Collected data

■ ■ ■

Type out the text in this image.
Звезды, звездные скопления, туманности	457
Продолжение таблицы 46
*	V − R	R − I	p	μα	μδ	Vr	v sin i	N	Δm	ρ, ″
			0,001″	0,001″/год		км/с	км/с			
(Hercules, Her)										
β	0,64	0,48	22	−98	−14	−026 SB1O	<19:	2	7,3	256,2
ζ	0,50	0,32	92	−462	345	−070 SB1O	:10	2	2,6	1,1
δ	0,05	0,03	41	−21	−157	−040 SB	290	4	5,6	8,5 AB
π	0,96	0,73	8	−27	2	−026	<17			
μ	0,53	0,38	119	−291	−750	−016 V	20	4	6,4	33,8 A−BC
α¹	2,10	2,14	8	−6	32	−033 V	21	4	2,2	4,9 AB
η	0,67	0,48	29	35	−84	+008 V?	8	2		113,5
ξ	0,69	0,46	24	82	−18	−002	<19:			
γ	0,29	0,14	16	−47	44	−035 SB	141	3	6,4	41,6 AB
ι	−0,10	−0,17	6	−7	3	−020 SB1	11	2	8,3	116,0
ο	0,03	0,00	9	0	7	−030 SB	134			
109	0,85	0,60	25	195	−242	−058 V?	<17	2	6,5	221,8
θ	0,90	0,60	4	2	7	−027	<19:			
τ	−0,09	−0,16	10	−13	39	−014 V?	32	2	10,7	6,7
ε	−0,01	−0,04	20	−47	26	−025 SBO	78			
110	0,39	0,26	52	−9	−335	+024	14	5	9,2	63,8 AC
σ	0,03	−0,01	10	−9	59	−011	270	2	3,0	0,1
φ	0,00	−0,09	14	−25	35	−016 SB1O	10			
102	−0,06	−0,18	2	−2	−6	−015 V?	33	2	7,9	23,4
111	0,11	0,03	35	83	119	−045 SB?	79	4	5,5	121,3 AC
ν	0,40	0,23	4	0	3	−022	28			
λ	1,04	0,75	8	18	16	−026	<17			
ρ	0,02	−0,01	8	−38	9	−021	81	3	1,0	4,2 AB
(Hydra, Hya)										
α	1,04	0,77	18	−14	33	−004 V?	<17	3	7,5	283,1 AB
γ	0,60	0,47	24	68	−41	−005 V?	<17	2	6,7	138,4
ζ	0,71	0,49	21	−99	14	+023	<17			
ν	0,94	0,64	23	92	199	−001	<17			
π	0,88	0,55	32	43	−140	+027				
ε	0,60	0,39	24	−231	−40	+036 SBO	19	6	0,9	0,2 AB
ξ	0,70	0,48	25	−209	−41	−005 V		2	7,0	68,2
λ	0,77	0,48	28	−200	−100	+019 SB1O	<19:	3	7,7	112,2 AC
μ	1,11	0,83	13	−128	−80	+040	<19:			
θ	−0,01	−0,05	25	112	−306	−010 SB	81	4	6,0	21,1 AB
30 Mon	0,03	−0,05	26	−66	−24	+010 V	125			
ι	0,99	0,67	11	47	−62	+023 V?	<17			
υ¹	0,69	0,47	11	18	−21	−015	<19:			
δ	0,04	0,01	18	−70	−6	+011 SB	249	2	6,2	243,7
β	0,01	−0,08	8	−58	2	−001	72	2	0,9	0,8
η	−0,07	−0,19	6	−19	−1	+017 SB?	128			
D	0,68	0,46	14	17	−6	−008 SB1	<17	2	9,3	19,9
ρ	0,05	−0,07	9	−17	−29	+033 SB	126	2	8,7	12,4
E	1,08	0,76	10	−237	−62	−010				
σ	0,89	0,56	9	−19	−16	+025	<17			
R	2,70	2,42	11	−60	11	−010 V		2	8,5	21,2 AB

■ ■ ■

## What you should do
Above are some records. Print them all exactly.

## Result of this task
Type out the text in this image.
Звезды, звездные скопления, туманности	457
Продолжение таблицы 46
*	V − R	R − I	p	μα	μδ	Vr	v sin i	N	Δm	ρ, ″
			0,001″	0,001″/год		км/с	км/с			
(Hercules, Her)										
β	0,64	0,48	22	−98	−14	−026 SB1O	<19:	2	7,3	256,2
ζ	0,50	0,32	92	−462	345	−070 SB1O	:10	2	2,6	1,1
δ	0,05	0,03	41	−21	−157	−040 SB	290	4	5,6	8,5 AB
π	0,96	0,73	8	−27	2	−026	<17			
μ	0,53	0,38	119	−291	−750	−016 V	20	4	6,4	33,8 A−BC
α¹	2,10	2,14	8	−6	32	−033 V	21	4	2,2	4,9 AB
η	0,67	0,48	29	35	−84	+008 V?	8	2		113,5
ξ	0,69	0,46	24	82	−18	−002	<19:			
γ	0,29	0,14	16	−47	44	−035 SB	141	3	6,4	41,6 AB
ι	−0,10	−0,17	6	−7	3	−020 SB1	11	2	8,3	116,0
ο	0,03	0,00	9	0	7	−030 SB	134			
109	0,85	0,60	25	195	−242	−058 V?	<17	2	6,5	221,8
θ	0,90	0,60	4	2	7	−027	<19:			
τ	−0,09	−0,16	10	−13	39	−014 V?	32	2	10,7	6,7
ε	−0,01	−0,04	20	−47	26	−025 SBO	78			
110	0,39	0,26	52	−9	−335	+024	14	5	9,2	63,8 AC
σ	0,03	−0,01	10	−9	59	−011	270	2	3,0	0,1
φ	0,00	−0,09	14	−25	35	−016 SB1O	10			
102	−0,06	−0,18	2	−2	−6	−015 V?	33	2	7,9	23,4
111	0,11	0,03	35	83	119	−045 SB?	79	4	5,5	121,3 AC
ν	0,40	0,23	4	0	3	−022	28			
λ	1,04	0,75	8	18	16	−026	<17			
ρ	0,02	−0,01	8	−38	9	−021	81	3	1,0	4,2 AB
(Hydra, Hya)										
α	1,04	0,77	18	−14	33	−004 V?	<17	3	7,5	283,1 AB
γ	0,60	0,47	24	68	−41	−005 V?	<17	2	6,7	138,4
ζ	0,71	0,49	21	−99	14	+023	<17			
ν	0,94	0,64	23	92	199	−001	<17			
π	0,88	0,55	32	43	−140	+027				
ε	0,60	0,39	24	−231	−40	+036 SBO	19	6	0,9	0,2 AB
ξ	0,70	0,48	25	−209	−41	−005 V		2	7,0	68,2
λ	0,77	0,48	28	−200	−100	+019 SB1O	<19:	3	7,7	112,2 AC
μ	1,11	0,83	13	−128	−80	+040	<19:			
θ	−0,01	−0,05	25	112	−306	−010 SB	81	4	6,0	21,1 AB
30 Mon	0,03	−0,05	26	−66	−24	+010 V	125			
ι	0,99	0,67	11	47	−62	+023 V?	<17			
υ¹	0,69	0,47	11	18	−21	−015	<19:			
δ	0,04	0,01	18	−70	−6	+011 SB	249	2	6,2	243,7
β	0,01	−0,08	8	−58	2	−001	72	2	0,9	0,8
η	−0,07	−0,19	6	−19	−1	+017 SB?	128			
D	0,68	0,46	14	17	−6	−008 SB1	<17	2	9,3	19,9
ρ	0,05	−0,07	9	−17	−29	+033 SB	126	2	8,7	12,4
E	1,08	0,76	10	−237	−62	−010				
σ	0,89	0,56	9	−19	−16	+025	<17			
R	2,70	2,42	11	−60	11	−010 V		2	8,5	21,2 AB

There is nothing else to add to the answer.